> [Task goal] Pictures do not belong in the copy. Return all of the entries exactly.

> [Supplied information]
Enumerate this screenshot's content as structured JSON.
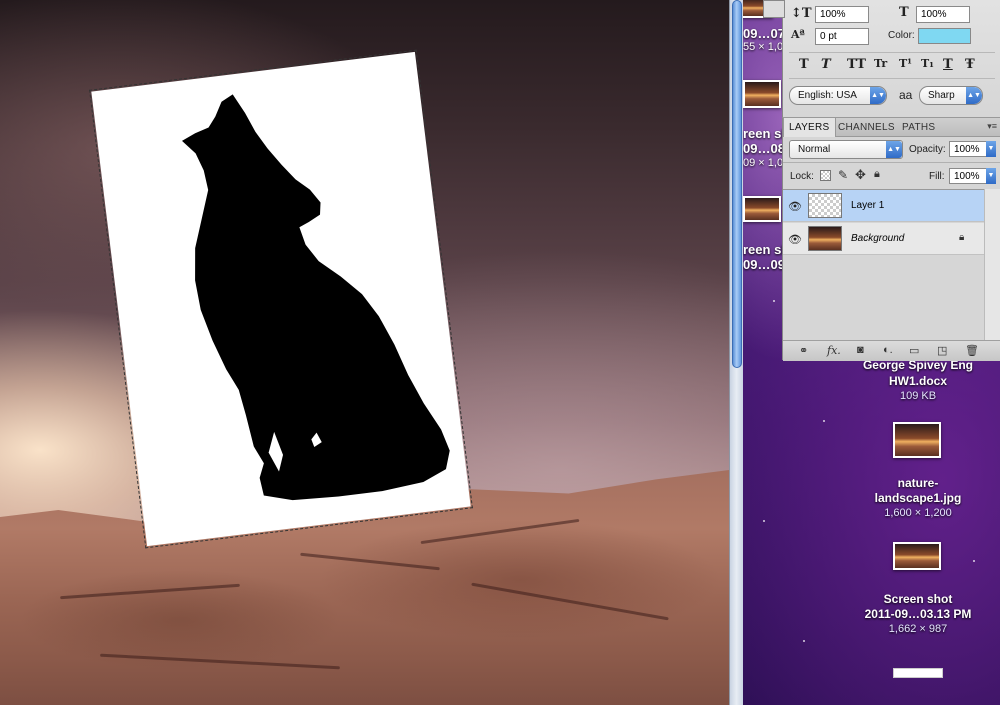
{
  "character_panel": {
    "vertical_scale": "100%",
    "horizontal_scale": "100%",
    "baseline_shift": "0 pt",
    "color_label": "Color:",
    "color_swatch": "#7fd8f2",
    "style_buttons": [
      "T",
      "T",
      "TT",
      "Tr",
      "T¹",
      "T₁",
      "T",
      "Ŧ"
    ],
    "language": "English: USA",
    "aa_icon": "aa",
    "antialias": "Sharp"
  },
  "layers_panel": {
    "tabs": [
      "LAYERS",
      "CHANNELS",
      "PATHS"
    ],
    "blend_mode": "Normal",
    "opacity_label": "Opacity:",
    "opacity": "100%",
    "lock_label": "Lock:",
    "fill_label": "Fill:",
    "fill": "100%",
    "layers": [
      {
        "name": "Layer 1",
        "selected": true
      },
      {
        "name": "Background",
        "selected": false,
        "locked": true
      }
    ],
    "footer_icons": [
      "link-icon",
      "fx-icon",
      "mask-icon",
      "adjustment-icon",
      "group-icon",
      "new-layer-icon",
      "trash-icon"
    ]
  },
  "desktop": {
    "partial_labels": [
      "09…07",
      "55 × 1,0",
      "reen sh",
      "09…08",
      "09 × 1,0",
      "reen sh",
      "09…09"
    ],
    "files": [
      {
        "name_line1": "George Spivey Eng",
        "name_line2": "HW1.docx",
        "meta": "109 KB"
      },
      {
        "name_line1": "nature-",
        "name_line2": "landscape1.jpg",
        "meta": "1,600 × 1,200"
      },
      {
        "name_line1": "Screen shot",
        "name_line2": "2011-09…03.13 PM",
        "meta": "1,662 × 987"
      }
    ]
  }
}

> [Full response]
Enumerate this screenshot's content as structured JSON.
{
  "character_panel": {
    "vertical_scale": "100%",
    "horizontal_scale": "100%",
    "baseline_shift": "0 pt",
    "color_label": "Color:",
    "color_swatch": "#7fd8f2",
    "style_buttons": [
      "T",
      "T",
      "TT",
      "Tr",
      "T¹",
      "T₁",
      "T",
      "Ŧ"
    ],
    "language": "English: USA",
    "aa_icon": "aa",
    "antialias": "Sharp"
  },
  "layers_panel": {
    "tabs": [
      "LAYERS",
      "CHANNELS",
      "PATHS"
    ],
    "blend_mode": "Normal",
    "opacity_label": "Opacity:",
    "opacity": "100%",
    "lock_label": "Lock:",
    "fill_label": "Fill:",
    "fill": "100%",
    "layers": [
      {
        "name": "Layer 1",
        "selected": true
      },
      {
        "name": "Background",
        "selected": false,
        "locked": true
      }
    ],
    "footer_icons": [
      "link-icon",
      "fx-icon",
      "mask-icon",
      "adjustment-icon",
      "group-icon",
      "new-layer-icon",
      "trash-icon"
    ]
  },
  "desktop": {
    "partial_labels": [
      "09…07",
      "55 × 1,0",
      "reen sh",
      "09…08",
      "09 × 1,0",
      "reen sh",
      "09…09"
    ],
    "files": [
      {
        "name_line1": "George Spivey Eng",
        "name_line2": "HW1.docx",
        "meta": "109 KB"
      },
      {
        "name_line1": "nature-",
        "name_line2": "landscape1.jpg",
        "meta": "1,600 × 1,200"
      },
      {
        "name_line1": "Screen shot",
        "name_line2": "2011-09…03.13 PM",
        "meta": "1,662 × 987"
      }
    ]
  }
}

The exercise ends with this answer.